* **Material supplied**:
** start **

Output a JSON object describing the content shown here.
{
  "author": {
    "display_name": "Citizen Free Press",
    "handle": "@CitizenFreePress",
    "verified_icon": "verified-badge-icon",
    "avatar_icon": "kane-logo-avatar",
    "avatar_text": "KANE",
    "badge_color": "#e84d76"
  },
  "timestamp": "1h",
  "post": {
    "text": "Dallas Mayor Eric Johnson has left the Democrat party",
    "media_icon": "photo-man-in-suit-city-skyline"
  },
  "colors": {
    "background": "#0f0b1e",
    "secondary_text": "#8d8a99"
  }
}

** end **

* **What is asked**:
Write out all the entries exactly.

* **Response**:
Output a JSON object describing the content shown here.
{
  "author": {
    "display_name": "Citizen Free Press",
    "handle": "@CitizenFreePress",
    "verified_icon": "verified-badge-icon",
    "avatar_icon": "kane-logo-avatar",
    "avatar_text": "KANE",
    "badge_color": "#e84d76"
  },
  "timestamp": "1h",
  "post": {
    "text": "Dallas Mayor Eric Johnson has left the Democrat party",
    "media_icon": "photo-man-in-suit-city-skyline"
  },
  "colors": {
    "background": "#0f0b1e",
    "secondary_text": "#8d8a99"
  }
}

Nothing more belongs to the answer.